[Extracted data entries]
===============

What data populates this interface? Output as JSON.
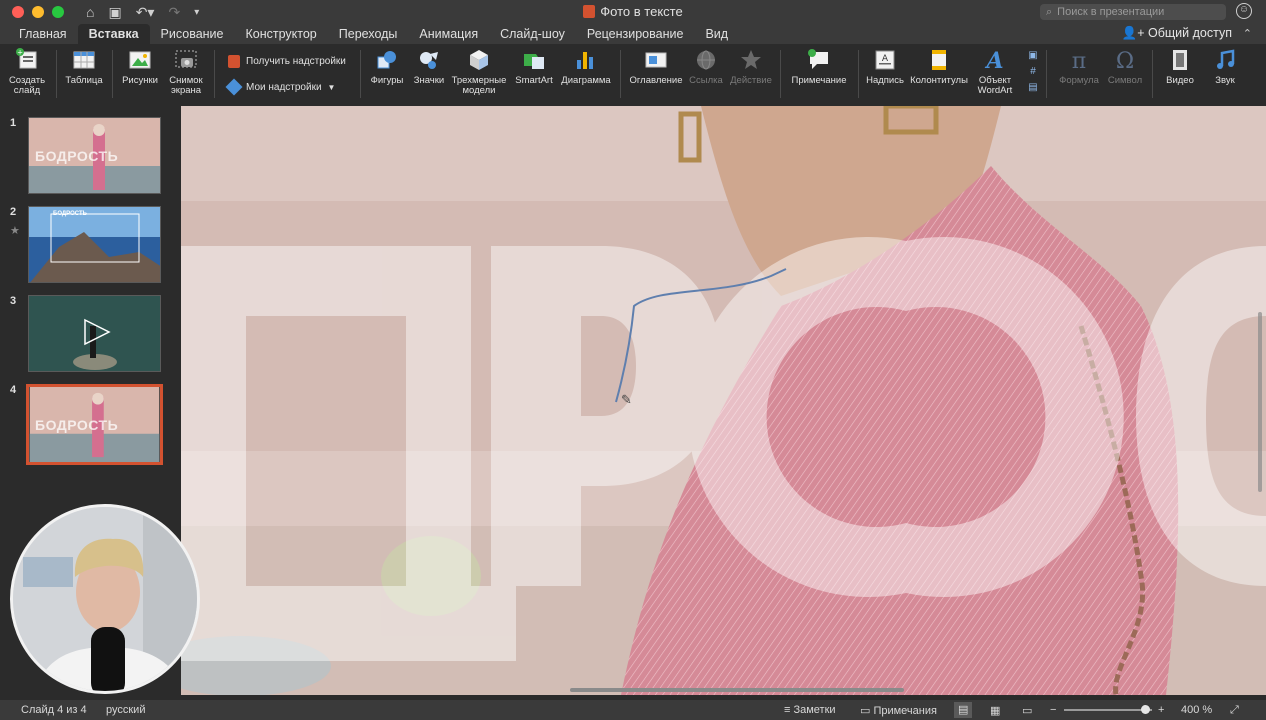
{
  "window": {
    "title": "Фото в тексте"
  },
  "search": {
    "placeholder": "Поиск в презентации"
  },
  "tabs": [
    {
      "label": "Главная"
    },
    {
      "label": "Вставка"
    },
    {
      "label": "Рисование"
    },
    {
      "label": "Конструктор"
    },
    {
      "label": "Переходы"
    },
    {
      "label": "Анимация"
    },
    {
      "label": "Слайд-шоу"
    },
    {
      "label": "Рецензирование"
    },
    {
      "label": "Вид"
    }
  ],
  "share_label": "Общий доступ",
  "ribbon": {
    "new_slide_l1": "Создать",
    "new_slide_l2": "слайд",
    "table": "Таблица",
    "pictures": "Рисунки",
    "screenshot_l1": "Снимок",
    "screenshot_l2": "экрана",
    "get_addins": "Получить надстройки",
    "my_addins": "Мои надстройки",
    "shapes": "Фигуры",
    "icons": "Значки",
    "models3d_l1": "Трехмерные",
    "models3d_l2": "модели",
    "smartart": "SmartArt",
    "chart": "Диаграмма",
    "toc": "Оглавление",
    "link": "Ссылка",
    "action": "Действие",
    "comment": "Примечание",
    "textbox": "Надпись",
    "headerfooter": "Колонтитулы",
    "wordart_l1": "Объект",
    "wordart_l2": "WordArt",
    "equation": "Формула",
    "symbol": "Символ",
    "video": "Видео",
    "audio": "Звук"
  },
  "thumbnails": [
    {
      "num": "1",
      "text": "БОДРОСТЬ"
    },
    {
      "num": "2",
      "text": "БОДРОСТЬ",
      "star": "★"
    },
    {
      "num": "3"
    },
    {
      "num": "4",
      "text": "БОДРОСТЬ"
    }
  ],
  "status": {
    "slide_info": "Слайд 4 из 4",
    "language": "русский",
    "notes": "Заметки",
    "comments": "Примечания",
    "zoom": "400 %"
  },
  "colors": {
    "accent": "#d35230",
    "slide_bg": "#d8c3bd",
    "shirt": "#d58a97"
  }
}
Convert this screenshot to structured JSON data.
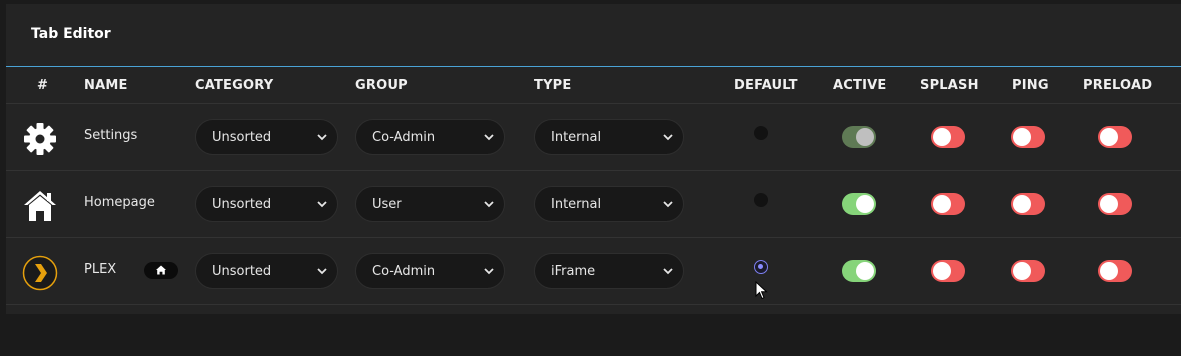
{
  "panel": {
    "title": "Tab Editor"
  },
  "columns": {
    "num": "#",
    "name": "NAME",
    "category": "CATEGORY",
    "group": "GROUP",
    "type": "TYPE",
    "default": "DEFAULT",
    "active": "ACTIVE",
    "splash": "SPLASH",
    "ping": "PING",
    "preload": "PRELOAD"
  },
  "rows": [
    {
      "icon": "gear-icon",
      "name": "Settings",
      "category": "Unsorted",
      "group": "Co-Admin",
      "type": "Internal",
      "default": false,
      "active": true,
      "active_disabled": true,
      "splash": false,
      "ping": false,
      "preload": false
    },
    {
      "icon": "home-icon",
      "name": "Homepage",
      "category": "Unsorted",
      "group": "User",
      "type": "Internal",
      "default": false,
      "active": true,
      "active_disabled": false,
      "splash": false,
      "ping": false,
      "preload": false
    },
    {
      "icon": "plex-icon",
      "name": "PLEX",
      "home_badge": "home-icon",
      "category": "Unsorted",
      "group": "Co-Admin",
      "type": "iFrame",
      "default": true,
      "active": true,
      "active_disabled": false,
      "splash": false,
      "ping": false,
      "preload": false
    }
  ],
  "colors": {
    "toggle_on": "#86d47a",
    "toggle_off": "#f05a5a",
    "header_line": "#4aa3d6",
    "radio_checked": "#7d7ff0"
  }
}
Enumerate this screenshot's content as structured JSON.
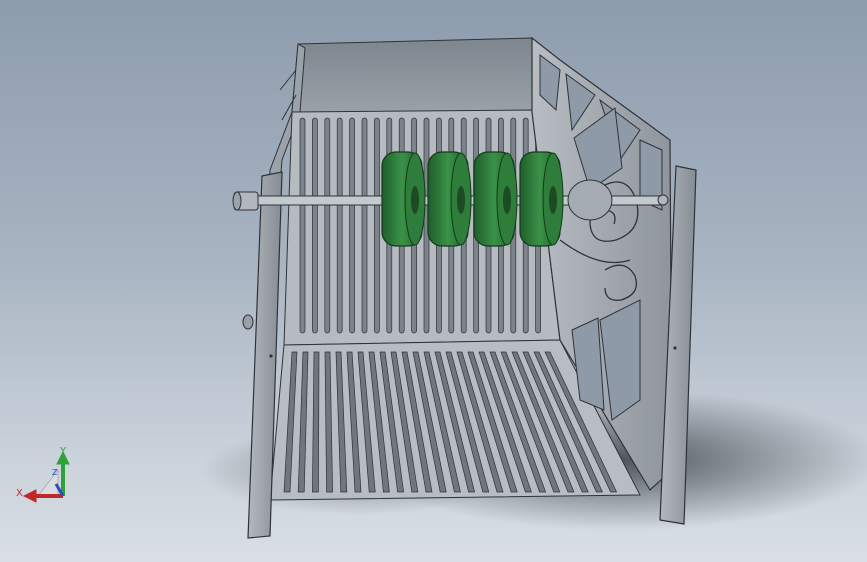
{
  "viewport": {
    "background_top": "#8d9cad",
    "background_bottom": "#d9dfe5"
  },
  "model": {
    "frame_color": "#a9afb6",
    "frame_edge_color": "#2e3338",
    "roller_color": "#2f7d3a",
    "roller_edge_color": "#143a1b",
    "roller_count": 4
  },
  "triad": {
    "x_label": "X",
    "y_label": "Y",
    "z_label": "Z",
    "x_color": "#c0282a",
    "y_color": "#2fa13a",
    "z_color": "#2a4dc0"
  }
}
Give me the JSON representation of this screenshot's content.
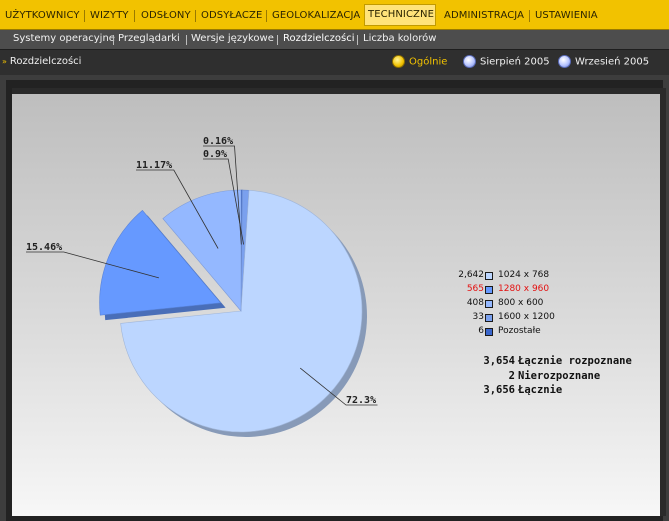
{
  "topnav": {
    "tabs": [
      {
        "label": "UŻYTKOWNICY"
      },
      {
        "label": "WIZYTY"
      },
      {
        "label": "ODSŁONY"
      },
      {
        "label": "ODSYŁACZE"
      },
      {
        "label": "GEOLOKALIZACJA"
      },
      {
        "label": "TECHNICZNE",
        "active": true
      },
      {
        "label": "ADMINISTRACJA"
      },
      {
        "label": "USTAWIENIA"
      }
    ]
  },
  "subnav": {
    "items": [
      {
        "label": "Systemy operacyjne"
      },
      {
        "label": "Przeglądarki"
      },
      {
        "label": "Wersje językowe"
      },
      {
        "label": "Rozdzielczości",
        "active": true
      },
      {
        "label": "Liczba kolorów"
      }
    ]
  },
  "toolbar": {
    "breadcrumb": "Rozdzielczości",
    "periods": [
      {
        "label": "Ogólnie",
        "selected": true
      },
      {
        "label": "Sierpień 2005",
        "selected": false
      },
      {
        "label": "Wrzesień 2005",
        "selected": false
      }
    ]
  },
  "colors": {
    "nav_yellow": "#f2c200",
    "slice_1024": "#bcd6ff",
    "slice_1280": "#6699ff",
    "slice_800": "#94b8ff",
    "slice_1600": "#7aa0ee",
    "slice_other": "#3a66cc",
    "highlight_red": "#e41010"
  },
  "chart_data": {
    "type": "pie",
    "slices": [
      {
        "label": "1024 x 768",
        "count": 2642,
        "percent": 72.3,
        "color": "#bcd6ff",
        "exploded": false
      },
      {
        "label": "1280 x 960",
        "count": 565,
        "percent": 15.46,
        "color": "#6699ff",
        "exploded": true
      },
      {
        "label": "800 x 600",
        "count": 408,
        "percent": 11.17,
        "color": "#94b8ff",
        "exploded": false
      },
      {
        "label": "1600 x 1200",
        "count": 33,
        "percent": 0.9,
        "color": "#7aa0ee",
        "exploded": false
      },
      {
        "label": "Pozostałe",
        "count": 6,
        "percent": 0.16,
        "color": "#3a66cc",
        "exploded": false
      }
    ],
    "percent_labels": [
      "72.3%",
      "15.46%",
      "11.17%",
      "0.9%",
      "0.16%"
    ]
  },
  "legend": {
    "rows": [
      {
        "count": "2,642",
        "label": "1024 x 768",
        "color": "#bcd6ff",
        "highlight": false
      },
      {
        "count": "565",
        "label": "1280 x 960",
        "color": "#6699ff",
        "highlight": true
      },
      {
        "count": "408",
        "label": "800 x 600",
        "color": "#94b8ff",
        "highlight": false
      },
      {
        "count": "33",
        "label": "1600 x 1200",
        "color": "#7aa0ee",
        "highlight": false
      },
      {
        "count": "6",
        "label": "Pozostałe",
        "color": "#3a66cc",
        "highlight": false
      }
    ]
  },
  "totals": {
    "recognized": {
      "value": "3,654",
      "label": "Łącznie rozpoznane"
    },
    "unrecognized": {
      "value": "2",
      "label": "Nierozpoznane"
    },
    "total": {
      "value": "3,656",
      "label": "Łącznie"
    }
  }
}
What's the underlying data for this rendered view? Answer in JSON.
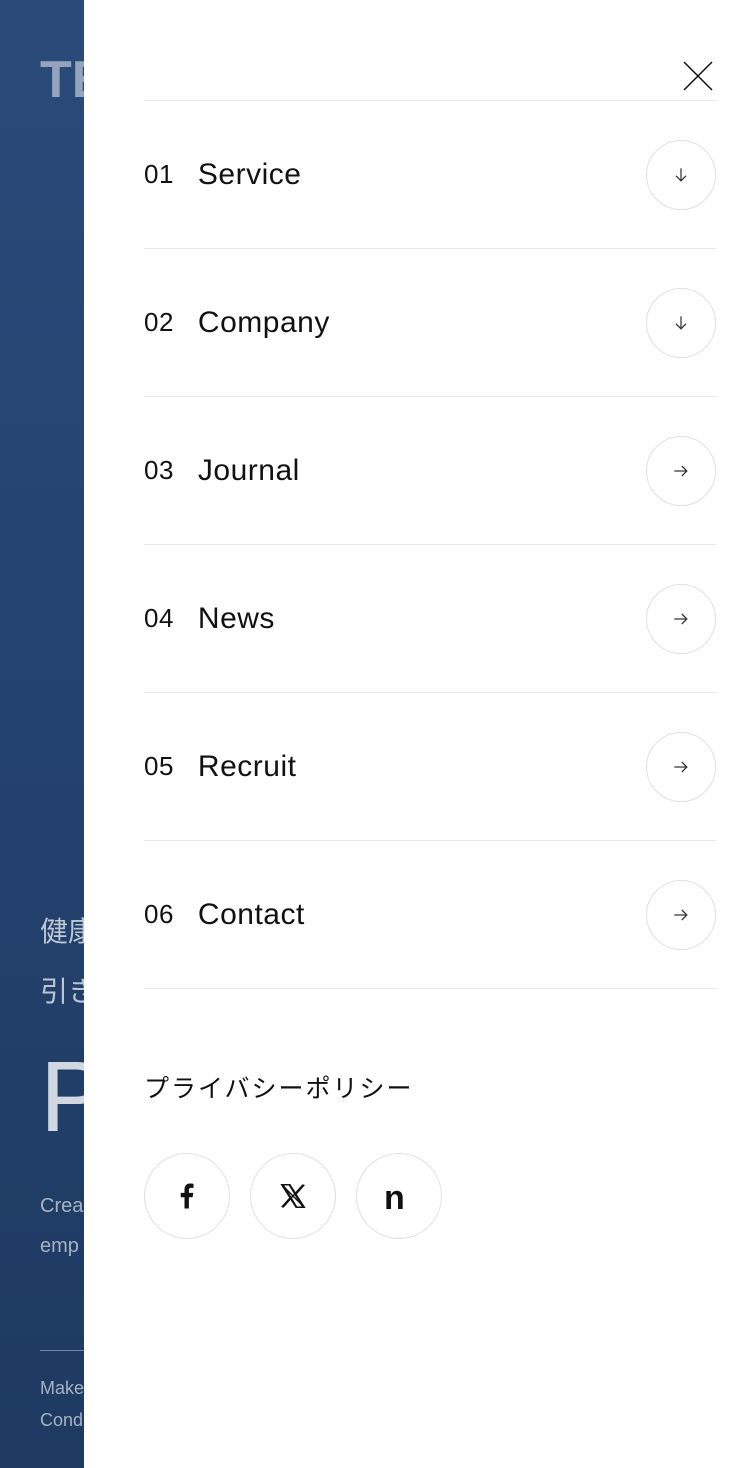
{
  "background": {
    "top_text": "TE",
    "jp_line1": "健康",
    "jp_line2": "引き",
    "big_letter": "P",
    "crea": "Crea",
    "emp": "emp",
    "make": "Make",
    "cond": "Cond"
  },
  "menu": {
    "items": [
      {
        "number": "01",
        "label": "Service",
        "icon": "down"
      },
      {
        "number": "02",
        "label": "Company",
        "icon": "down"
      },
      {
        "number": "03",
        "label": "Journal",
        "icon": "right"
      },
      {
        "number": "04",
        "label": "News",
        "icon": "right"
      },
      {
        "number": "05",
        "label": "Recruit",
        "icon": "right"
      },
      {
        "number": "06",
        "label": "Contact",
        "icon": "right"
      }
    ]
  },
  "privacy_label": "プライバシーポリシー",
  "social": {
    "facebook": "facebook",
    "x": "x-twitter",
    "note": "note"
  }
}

===============

Scan the records for the string "What". Copy each line in which it appears.

#### Answer to this problem
What data populates this interface? Output as JSON.
What's the underlying data for this rendered view? Answer in JSON.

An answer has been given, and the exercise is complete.